RECORDS >>
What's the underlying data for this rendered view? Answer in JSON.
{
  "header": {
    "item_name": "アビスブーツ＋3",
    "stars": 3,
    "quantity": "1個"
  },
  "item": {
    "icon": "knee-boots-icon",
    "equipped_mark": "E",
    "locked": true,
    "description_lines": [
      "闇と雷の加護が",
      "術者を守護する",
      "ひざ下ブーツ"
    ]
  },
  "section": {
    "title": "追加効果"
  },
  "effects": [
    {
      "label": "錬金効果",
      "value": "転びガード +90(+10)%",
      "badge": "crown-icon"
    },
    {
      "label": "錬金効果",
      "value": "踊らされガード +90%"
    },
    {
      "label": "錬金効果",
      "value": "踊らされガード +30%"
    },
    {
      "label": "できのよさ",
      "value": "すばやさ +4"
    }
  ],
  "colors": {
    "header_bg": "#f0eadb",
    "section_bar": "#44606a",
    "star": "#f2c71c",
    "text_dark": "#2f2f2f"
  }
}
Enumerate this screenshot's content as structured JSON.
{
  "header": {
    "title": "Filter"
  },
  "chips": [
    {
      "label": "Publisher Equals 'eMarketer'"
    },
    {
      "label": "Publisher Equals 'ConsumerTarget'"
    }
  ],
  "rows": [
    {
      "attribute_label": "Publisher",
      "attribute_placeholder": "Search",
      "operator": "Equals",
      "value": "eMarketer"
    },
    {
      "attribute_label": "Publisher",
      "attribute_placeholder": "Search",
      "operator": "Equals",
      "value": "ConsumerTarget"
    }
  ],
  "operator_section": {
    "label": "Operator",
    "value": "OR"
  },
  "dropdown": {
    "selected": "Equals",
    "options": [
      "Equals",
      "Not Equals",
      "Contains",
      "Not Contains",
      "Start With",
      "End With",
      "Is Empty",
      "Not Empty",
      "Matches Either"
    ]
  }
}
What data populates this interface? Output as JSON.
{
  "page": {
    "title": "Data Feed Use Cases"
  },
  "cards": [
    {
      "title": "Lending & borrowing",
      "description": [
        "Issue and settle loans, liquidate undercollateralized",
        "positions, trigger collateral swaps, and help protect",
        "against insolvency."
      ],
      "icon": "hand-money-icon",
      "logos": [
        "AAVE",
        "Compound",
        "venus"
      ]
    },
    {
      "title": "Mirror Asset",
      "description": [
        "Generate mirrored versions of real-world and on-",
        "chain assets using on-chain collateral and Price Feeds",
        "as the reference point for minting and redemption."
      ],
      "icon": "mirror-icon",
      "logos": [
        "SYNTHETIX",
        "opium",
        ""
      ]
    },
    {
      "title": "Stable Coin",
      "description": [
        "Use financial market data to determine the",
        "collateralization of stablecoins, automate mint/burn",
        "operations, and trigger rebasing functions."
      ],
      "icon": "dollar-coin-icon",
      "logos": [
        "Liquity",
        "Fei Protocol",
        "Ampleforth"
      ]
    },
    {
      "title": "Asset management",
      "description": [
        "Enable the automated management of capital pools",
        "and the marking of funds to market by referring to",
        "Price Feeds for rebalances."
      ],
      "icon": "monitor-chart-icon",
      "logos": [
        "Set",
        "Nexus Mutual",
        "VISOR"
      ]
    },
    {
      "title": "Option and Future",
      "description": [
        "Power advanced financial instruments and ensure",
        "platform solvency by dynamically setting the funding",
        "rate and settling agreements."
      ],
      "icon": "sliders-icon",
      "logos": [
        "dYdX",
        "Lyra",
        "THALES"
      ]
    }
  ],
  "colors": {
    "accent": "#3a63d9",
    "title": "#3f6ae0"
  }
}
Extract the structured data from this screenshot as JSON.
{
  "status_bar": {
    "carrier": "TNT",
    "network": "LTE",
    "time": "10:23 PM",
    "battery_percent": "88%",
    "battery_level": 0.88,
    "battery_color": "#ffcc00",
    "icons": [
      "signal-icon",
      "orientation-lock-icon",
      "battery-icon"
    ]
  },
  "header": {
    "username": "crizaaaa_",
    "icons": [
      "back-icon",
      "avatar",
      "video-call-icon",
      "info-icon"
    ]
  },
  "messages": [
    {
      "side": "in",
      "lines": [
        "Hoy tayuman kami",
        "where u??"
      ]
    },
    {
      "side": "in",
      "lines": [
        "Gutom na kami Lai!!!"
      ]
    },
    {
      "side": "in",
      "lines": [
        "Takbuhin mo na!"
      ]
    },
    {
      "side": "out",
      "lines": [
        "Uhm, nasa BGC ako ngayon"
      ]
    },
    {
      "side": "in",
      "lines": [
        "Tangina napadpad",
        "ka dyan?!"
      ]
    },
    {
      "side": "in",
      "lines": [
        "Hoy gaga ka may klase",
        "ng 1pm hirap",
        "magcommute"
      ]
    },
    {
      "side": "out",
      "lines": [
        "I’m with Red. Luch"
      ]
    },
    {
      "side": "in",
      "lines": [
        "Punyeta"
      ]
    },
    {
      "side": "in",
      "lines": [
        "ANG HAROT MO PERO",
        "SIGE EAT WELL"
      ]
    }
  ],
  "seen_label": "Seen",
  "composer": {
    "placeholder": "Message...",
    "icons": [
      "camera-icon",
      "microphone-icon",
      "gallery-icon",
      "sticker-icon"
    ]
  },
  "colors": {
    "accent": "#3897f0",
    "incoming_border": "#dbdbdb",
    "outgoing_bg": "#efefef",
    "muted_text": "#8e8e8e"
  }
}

WHAT THE EXERCISE ASKS >> From the data above, gather every line that includes the word "screenshot".

TASK OUTPUT >>
Enumerate this screenshot's content as structured JSON.
Extract the structured data from this screenshot as JSON.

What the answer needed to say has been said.